◆ Direction ◆
Copy, in full, each line of the material that holds the word "First".

────────

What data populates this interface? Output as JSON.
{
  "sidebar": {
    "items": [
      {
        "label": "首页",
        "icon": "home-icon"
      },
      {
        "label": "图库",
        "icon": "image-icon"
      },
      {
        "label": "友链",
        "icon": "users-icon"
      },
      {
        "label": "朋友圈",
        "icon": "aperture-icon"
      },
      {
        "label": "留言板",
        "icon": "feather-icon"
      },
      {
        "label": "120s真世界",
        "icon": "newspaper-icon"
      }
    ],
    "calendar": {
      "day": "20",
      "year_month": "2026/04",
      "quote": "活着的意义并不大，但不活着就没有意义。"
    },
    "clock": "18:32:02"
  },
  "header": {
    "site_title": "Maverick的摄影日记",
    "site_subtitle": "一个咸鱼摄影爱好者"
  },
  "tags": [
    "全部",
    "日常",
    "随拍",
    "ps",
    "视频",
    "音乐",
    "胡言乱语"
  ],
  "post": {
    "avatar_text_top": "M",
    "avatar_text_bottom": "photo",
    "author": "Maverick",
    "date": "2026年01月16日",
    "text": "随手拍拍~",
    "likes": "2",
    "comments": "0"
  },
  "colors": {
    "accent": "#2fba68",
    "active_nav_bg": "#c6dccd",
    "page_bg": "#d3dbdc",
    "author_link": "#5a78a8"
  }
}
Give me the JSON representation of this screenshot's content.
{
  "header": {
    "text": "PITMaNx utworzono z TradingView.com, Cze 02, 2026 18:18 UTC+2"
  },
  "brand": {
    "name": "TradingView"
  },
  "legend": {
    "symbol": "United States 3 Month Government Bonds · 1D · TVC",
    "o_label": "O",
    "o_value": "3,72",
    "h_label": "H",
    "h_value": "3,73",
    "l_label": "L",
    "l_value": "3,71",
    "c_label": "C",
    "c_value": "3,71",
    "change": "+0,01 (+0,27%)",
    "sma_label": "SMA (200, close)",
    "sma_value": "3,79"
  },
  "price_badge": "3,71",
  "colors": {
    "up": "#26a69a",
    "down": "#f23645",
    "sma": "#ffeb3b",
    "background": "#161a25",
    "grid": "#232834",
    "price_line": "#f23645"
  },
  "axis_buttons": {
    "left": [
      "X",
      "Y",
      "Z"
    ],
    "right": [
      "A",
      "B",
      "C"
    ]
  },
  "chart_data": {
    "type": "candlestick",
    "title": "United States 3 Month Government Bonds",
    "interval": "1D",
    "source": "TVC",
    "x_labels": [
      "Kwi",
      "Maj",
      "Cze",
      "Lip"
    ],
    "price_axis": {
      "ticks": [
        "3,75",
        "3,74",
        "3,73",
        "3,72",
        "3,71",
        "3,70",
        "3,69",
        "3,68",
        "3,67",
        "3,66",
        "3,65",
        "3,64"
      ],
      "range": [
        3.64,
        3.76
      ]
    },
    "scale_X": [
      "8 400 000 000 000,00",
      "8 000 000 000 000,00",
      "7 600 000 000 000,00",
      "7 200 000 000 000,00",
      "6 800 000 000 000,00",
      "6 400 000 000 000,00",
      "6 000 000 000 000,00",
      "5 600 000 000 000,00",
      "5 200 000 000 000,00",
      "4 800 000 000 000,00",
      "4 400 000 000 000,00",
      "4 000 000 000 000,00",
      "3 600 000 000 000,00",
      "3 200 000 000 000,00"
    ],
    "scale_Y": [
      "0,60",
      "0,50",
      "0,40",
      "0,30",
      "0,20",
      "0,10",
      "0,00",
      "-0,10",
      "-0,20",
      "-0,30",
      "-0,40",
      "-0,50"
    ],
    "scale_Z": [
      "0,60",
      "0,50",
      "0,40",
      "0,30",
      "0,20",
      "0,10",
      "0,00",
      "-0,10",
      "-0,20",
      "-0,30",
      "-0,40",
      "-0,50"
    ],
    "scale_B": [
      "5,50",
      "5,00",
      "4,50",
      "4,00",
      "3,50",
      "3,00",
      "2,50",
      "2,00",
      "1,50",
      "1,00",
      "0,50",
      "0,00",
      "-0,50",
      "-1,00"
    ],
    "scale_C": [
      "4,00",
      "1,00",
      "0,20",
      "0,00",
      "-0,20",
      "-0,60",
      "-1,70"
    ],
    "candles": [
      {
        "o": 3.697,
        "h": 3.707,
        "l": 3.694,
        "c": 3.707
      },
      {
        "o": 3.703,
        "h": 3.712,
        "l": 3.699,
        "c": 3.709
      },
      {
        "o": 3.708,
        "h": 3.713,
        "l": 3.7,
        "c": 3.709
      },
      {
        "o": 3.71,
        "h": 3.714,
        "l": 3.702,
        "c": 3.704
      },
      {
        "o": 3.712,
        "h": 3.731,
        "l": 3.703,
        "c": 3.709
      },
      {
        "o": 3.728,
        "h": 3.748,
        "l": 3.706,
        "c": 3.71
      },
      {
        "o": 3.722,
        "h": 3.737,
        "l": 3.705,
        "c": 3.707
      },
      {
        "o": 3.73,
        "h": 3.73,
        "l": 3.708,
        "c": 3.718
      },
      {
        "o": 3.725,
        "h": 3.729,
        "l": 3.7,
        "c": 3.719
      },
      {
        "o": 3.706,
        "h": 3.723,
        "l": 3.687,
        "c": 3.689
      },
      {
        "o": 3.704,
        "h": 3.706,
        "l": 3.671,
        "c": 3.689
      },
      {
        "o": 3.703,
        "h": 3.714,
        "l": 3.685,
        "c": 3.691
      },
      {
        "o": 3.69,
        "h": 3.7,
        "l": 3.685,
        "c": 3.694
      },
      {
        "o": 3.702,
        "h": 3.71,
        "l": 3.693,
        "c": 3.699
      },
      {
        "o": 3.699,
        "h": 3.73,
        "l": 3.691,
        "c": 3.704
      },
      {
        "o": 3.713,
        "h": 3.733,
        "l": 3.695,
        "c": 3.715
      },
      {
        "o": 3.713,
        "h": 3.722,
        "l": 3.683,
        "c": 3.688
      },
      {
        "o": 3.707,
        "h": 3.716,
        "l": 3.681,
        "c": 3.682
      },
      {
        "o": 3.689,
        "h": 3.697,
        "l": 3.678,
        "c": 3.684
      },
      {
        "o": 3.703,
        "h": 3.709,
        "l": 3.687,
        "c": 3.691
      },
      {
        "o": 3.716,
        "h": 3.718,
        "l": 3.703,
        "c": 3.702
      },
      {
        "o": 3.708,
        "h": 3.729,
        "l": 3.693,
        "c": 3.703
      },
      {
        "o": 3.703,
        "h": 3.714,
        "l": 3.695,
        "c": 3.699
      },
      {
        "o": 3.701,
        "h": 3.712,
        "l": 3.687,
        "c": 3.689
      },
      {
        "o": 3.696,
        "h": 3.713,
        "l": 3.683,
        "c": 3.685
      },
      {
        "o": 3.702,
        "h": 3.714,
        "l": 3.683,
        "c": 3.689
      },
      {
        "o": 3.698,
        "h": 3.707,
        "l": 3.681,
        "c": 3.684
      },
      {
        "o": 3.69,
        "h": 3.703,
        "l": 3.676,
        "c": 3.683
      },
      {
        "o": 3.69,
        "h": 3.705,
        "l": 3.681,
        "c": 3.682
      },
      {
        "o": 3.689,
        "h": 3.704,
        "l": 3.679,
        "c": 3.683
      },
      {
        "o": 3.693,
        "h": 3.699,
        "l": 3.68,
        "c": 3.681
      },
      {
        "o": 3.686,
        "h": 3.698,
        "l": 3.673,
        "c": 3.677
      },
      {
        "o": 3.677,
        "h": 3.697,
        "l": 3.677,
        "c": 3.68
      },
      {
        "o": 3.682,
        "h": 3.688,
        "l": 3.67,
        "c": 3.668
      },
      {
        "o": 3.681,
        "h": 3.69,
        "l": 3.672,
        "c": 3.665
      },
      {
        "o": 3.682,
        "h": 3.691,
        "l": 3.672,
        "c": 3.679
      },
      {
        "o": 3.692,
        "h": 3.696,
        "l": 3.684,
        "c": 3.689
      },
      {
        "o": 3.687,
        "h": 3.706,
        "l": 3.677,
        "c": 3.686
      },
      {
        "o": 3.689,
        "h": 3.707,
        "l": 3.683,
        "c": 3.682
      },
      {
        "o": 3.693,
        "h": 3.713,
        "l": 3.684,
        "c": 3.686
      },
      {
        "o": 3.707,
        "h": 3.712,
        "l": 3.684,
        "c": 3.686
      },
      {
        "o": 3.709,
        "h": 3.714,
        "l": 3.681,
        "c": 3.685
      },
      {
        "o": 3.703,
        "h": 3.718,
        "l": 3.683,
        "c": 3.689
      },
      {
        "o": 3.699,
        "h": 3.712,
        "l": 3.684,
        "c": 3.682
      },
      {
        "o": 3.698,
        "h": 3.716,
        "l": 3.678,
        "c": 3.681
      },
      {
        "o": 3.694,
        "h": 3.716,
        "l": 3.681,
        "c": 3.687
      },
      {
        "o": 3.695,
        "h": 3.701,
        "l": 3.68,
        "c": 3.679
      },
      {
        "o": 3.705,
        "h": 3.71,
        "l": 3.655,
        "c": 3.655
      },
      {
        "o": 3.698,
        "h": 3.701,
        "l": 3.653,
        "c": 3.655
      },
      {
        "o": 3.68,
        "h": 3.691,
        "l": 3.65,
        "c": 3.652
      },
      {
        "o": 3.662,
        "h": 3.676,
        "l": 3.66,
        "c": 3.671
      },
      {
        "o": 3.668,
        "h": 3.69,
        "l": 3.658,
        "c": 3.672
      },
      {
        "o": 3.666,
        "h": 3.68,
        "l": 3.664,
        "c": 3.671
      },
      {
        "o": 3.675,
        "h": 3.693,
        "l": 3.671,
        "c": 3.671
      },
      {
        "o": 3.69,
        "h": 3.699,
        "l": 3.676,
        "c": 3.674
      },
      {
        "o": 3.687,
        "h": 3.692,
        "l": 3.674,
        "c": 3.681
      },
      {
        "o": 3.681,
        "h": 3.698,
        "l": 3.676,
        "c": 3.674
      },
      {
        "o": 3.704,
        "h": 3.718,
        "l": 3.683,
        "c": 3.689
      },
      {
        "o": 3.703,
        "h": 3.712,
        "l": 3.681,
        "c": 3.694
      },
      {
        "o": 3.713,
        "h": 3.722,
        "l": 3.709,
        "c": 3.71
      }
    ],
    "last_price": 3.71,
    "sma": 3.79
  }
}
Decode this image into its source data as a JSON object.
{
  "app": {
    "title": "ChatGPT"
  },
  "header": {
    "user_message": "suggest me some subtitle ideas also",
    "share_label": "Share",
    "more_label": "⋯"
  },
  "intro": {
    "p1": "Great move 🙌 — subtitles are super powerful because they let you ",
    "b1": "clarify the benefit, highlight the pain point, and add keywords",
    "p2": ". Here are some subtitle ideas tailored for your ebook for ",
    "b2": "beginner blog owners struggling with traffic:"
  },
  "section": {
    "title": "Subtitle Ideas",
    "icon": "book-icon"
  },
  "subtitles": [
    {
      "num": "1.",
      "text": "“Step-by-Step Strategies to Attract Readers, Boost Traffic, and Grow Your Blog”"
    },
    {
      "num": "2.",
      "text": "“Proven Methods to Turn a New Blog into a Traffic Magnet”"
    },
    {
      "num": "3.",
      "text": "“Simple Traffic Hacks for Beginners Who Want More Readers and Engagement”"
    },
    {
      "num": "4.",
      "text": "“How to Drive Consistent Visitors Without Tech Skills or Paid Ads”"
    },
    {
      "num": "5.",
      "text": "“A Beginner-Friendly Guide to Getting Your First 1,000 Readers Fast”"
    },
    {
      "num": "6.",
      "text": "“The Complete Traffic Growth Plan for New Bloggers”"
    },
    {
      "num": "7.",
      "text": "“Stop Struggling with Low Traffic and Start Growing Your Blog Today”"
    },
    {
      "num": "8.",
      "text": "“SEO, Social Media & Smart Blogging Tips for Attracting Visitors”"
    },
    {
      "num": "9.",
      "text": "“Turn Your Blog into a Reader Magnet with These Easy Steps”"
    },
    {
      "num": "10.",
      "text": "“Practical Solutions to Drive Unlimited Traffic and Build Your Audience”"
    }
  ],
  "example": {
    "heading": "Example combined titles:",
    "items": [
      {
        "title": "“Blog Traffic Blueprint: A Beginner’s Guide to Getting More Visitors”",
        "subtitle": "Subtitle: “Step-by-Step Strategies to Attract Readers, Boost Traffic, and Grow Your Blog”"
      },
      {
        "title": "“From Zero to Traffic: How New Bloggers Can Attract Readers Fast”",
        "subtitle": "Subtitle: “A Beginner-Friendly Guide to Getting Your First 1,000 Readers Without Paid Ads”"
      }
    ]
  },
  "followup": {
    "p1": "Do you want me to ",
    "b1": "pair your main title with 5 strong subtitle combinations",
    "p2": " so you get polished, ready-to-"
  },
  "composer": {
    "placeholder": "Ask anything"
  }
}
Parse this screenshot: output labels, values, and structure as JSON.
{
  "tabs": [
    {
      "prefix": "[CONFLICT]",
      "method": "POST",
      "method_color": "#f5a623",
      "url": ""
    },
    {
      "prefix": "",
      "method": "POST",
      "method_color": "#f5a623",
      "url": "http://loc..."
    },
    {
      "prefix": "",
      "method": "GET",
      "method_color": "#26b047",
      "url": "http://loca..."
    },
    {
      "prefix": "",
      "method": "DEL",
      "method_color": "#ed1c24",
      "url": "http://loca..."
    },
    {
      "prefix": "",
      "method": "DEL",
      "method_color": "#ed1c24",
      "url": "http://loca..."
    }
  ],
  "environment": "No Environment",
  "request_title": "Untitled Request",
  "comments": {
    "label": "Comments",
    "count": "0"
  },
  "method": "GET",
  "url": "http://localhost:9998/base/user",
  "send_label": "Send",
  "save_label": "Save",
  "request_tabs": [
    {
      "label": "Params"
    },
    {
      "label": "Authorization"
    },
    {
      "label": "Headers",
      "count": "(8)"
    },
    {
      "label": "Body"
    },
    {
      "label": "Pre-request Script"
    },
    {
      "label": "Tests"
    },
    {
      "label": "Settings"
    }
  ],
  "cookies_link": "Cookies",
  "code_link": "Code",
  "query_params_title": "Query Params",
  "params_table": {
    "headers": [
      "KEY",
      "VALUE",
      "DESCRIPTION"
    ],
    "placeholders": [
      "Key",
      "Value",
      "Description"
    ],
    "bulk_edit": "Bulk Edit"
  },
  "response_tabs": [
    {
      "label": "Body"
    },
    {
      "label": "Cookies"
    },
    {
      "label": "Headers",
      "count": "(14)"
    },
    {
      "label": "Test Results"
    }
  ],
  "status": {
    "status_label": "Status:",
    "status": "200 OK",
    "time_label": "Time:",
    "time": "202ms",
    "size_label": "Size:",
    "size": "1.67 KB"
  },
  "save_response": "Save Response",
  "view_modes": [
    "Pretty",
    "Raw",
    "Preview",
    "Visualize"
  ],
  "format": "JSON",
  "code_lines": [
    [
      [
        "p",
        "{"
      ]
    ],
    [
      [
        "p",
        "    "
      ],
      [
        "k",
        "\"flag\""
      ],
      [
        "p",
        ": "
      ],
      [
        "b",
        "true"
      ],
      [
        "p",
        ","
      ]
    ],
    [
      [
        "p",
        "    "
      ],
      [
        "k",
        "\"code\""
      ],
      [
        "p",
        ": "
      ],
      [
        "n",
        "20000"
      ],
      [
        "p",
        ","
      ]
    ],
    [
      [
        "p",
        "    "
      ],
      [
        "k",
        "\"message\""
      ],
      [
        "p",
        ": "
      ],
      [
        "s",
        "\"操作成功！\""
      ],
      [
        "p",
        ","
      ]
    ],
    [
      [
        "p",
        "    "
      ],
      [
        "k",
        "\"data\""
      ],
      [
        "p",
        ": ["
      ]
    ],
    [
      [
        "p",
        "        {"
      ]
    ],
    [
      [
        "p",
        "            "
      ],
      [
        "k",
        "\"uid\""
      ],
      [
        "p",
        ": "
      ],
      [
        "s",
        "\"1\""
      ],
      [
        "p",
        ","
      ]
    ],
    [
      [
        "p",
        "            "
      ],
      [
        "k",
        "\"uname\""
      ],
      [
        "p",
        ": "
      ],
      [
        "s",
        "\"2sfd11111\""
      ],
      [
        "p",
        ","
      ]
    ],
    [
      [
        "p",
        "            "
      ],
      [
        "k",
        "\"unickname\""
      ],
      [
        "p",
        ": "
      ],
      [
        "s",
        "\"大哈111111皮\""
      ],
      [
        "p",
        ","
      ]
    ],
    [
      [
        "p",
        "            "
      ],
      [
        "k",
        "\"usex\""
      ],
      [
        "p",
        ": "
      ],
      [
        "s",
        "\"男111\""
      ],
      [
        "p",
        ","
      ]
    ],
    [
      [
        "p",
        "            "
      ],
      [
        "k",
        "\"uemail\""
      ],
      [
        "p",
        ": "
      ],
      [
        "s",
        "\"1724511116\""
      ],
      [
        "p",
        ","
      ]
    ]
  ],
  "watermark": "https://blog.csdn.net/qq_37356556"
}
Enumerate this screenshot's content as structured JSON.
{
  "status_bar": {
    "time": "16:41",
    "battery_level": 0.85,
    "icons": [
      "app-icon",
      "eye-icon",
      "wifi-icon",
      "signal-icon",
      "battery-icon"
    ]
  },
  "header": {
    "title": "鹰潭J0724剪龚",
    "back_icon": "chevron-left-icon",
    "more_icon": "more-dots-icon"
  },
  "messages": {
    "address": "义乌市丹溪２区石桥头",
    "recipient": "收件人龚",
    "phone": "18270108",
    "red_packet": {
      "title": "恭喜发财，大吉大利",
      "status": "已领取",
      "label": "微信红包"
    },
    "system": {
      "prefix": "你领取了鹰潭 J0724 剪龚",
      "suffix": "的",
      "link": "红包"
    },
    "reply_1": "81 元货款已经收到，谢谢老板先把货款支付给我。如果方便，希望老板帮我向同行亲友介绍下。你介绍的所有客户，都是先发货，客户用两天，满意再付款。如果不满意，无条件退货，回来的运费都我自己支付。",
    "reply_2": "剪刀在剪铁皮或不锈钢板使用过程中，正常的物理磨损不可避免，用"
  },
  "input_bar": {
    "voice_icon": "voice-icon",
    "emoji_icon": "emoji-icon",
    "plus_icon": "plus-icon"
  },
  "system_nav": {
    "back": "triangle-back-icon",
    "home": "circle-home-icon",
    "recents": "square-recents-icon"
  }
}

────────

◆ Answer for this exercise ◆
      "text": "“A Beginner-Friendly Guide to Getting Your First 1,000 Readers Fast”"
        "subtitle": "Subtitle: “A Beginner-Friendly Guide to Getting Your First 1,000 Readers Without Paid Ads”"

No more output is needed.